WRITTEN INSTRUCTION>
Copy out every record precisely.
* begin ENTRIES PROVIDED *
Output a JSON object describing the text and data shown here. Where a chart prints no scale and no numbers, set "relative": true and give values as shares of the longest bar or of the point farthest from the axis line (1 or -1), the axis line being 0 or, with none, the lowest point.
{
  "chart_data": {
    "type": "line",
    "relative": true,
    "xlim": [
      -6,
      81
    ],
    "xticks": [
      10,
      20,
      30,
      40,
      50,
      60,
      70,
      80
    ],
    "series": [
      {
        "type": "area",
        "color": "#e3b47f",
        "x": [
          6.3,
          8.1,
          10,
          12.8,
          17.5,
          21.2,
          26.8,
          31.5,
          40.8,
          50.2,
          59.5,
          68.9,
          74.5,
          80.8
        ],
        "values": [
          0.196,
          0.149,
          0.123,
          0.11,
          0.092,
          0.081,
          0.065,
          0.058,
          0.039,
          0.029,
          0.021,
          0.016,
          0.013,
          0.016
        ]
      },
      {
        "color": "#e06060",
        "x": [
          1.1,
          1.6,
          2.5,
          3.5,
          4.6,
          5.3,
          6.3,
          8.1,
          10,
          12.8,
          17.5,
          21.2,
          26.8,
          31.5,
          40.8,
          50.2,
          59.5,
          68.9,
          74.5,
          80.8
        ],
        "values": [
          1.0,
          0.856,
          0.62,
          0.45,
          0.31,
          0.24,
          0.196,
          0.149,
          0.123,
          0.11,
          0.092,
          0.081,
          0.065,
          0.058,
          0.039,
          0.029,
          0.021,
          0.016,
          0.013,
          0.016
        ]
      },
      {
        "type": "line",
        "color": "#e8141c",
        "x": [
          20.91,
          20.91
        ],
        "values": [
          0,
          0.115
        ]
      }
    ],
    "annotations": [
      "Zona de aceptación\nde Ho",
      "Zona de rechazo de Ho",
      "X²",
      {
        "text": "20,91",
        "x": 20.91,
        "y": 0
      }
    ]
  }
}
* end ENTRIES PROVIDED *
EXERCISE SOLUTION>
Output a JSON object describing the text and data shown here. Where a chart prints no scale and no numbers, set "relative": true and give values as shares of the longest bar or of the point farthest from the axis line (1 or -1), the axis line being 0 or, with none, the lowest point.
{
  "chart_data": {
    "type": "line",
    "relative": true,
    "xlim": [
      -6,
      81
    ],
    "xticks": [
      10,
      20,
      30,
      40,
      50,
      60,
      70,
      80
    ],
    "series": [
      {
        "type": "area",
        "color": "#e3b47f",
        "x": [
          6.3,
          8.1,
          10,
          12.8,
          17.5,
          21.2,
          26.8,
          31.5,
          40.8,
          50.2,
          59.5,
          68.9,
          74.5,
          80.8
        ],
        "values": [
          0.196,
          0.149,
          0.123,
          0.11,
          0.092,
          0.081,
          0.065,
          0.058,
          0.039,
          0.029,
          0.021,
          0.016,
          0.013,
          0.016
        ]
      },
      {
        "color": "#e06060",
        "x": [
          1.1,
          1.6,
          2.5,
          3.5,
          4.6,
          5.3,
          6.3,
          8.1,
          10,
          12.8,
          17.5,
          21.2,
          26.8,
          31.5,
          40.8,
          50.2,
          59.5,
          68.9,
          74.5,
          80.8
        ],
        "values": [
          1.0,
          0.856,
          0.62,
          0.45,
          0.31,
          0.24,
          0.196,
          0.149,
          0.123,
          0.11,
          0.092,
          0.081,
          0.065,
          0.058,
          0.039,
          0.029,
          0.021,
          0.016,
          0.013,
          0.016
        ]
      },
      {
        "type": "line",
        "color": "#e8141c",
        "x": [
          20.91,
          20.91
        ],
        "values": [
          0,
          0.115
        ]
      }
    ],
    "annotations": [
      "Zona de aceptación\nde Ho",
      "Zona de rechazo de Ho",
      "X²",
      {
        "text": "20,91",
        "x": 20.91,
        "y": 0
      }
    ]
  }
}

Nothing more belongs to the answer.